Exercise: Wherever the string "кукуруза" appears in the listing, copy that line.
- - - - -
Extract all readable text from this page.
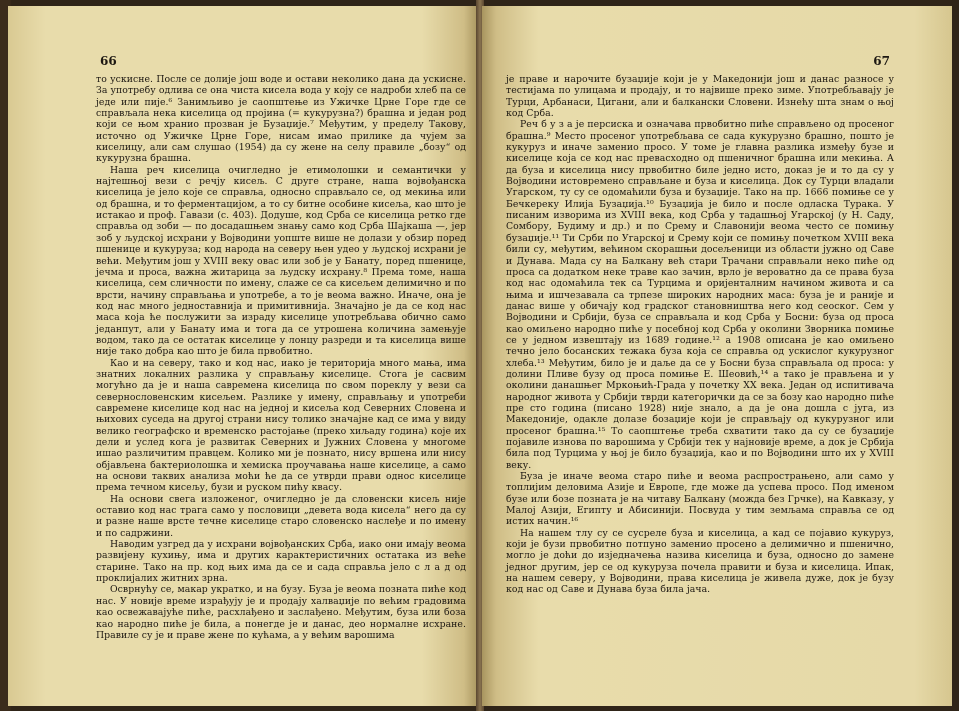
66

то ускисне. После се долије још воде и остави неколико дана да ускисне. За употребу одлива се она чиста кисела вода у коју се надроби хлеб па се једе или пије.⁶ Занимљиво је саопштење из Ужичке Црне Горе где се справљала нека киселица од пројина (= кукурузна?) брашна и један род који се њом хранио прозван је Бузаџије.⁷ Међутим, у пределу Такову, источно од Ужичке Црне Горе, нисам имао прилике да чујем за киселицу, али сам слушао (1954) да су жене на селу правиле „бозу“ од кукурузна брашна.

Наша реч киселица очигледно је етимолошки и семантички у најтешњој вези с речју кисељ. С друге стране, наша војвођанска киселица је јело које се справља, односно справљало се, од мекиња или од брашна, и то ферментацијом, а то су битне особине кисеља, као што је истакао и проф. Гавази (с. 403). Додуше, код Срба се киселица ретко где справља од зоби — по досадашњем знању само код Срба Шајкаша —, јер зоб у људској исхрани у Војводини уопште више не долази у обзир поред пшенице и кукуруза; код народа на северу њен удео у људској исхрани је већи. Међутим још у XVIII веку овас или зоб је у Банату, поред пшенице, јечма и проса, важна житарица за људску исхрану.⁸ Према томе, наша киселица, сем сличности по имену, слаже се са кисељем делимично и по врсти, начину справљања и употребе, а то је веома важно. Иначе, она је код нас много једноставнија и примитивнија. Значајно је да се код нас маса која ће послужити за израду киселице употребљава обично само једанпут, али у Банату има и тога да се утрошена количина замењује водом, тако да се остатак киселице у лонцу разреди и та киселица више није тако добра као што је била првобитно.

Као и на северу, тако и код нас, иако је територија много мања, има знатних локалних разлика у справљању киселице. Стога је сасвим могућно да је и наша савремена киселица по свом пореклу у вези са севернословенским кисељем. Разлике у имену, справљању и употреби савремене киселице код нас на једној и кисеља код Северних Словена и њихових суседа на другој страни нису толико значајне кад се има у виду велико географско и временско растојање (преко хиљаду година) које их дели и услед кога је развитак Северних и Јужних Словена у многоме ишао различитим правцем. Колико ми је познато, нису вршена или нису објављена бактериолошка и хемиска проучавања наше киселице, а само на основи таквих анализа моћи ће да се утврди прави однос киселице према течном кисељу, бузи и руском пићу квасу.

На основи свега изложеног, очигледно је да словенски кисељ није оставио код нас трага само у пословици „девета вода кисела“ него да су и разне наше врсте течне киселице старо словенско наслеђе и по имену и по садржини.

Наводим узгред да у исхрани војвођанских Срба, иако они имају веома развијену кухињу, има и других карактеристичних остатака из веће старине. Тако на пр. код њих има да се и сада справља јело с л а д од проклијалих житних зрна.

Осврнућу се, макар укратко, и на бузу. Буза је веома позната пиће код нас. У новије време израђују је и продају халваџије по већим градовима као освежавајуће пиће, расхлађено и заслађено. Међутим, буза или боза као народно пиће је била, а понегде је и данас, део нормалне исхране. Правиле су је и праве жене по кућама, а у већим варошима

67

је праве и нарочите бузаџије који је у Македонији још и данас разносе у тестијама по улицама и продају, и то највише преко зиме. Употребљавају је Турци, Арбанаси, Цигани, али и балкански Словени. Изнећу шта знам о њој код Срба.

Реч б у з а је персиска и означава првобитно пиће справљено од просеног брашна.⁹ Место просеног употребљава се сада кукурузно брашно, пошто је кукуруз и иначе заменио просо. У томе је главна разлика између бузе и киселице која се код нас превасходно од пшеничног брашна или мекиња. А да буза и киселица нису првобитно биле једно исто, доказ је и то да су у Војводини истовремено справљане и буза и киселица. Док су Турци владали Угарском, ту су се одомаћили буза и бузаџије. Тако на пр. 1666 помиње се у Бечкереку Илија Бузаџија.¹⁰ Бузаџија је било и после одласка Турака. У писаним изворима из XVIII века, код Срба у тадашњој Угарској (у Н. Саду, Сомбору, Будиму и др.) и по Срему и Славонији веома често се помињу бузаџије.¹¹ Ти Срби по Угарској и Срему који се помињу почетком XVIII века били су, међутим, већином скорашњи досељеници из области јужно од Саве и Дунава. Мада су на Балкану већ стари Трачани справљали неко пиће од проса са додатком неке траве као зачин, врло је вероватно да се права буза код нас одомаћила тек са Турцима и ориjенталним начином живота и са њима и ишчезавала са трпезе широких народних маса: буза је и раније и данас више у обичају код градског становништва него код сеоског. Сем у Војводини и Србији, буза се справљала и код Срба у Босни: буза од проса као омиљено народно пиће у посебној код Срба у околини Зворника помиње се у једном извештају из 1689 године.¹² а 1908 описана је као омиљено течно јело босанских тежака буза која се справља од ускислог кукурузног хлеба.¹³ Међутим, било је и даље да се у Босни буза справљала од проса: у долини Пливе бузу од проса помиње Е. Шеовић,¹⁴ а тако је прављена и у околини данашњег Мркоњић-Града у почетку XX века. Један од испитивача народног живота у Србији тврди категорички да се за бозу као народно пиће пре сто година (писано 1928) није знало, а да је она дошла с југа, из Македоније, одакле долазе бозаџије који је справљају од кукурузног или просеног брашна.¹⁵ То саопштење треба схватити тако да су се бузаџије појавиле изнова по варошима у Србији тек у најновије време, а док је Србија била под Турцима у њој је било бузаџија, као и по Војводини што их у XVIII веку.

Буза је иначе веома старо пиће и веома распрострањено, али само у топлијим деловима Азије и Европе, где може да успева просо. Под именом бузе или бозе позната је на читаву Балкану (можда без Грчке), на Кавказу, у Малој Азији, Египту и Абисинији. Посвуда у тим земљама справља се од истих начин.¹⁶

На нашем тлу су се сусреле буза и киселица, а кад се појавио кукуруз, који је бузи првобитно потпуно заменио просено а делимично и пшенично, могло је доћи до изједначења назива киселица и буза, односно до замене једног другим, јер се од кукуруза почела правити и буза и киселица. Ипак, на нашем северу, у Војводини, права киселица је живела дуже, док је бузу код нас од Саве и Дунава буза била јача.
- - - - -
Result for this task:
Наша реч киселица очигледно је етимолошки и семантички у најтешњој вези с речју кисељ. С друге стране, наша војвођанска киселица је јело које се справља, односно справљало се, од мекиња или од брашна, и то ферментацијом, а то су битне особине кисеља, као што је истакао и проф. Гавази (с. 403). Додуше, код Срба се киселица ретко где справља од зоби — по досадашњем знању само код Срба Шајкаша —, јер зоб у људској исхрани у Војводини уопште више не долази у обзир поред пшенице и кукуруза; код народа на северу њен удео у људској исхрани је већи. Међутим још у XVIII веку овас или зоб је у Банату, поред пшенице, јечма и проса, важна житарица за људску исхрану.⁸ Према томе, наша киселица, сем сличности по имену, слаже се са кисељем делимично и по врсти, начину справљања и употребе, а то је веома важно. Иначе, она је код нас много једноставнија и примитивнија. Значајно је да се код нас маса која ће послужити за израду киселице употребљава обично само једанпут, али у Банату има и тога да се утрошена количина замењује водом, тако да се остатак киселице у лонцу разреди и та киселица више није тако добра као што је била првобитно.
На нашем тлу су се сусреле буза и киселица, а кад се појавио кукуруз, који је бузи првобитно потпуно заменио просено а делимично и пшенично, могло је доћи до изједначења назива киселица и буза, односно до замене једног другим, јер се од кукуруза почела правити и буза и киселица. Ипак, на нашем северу, у Војводини, права киселица је живела дуже, док је бузу код нас од Саве и Дунава буза била јача.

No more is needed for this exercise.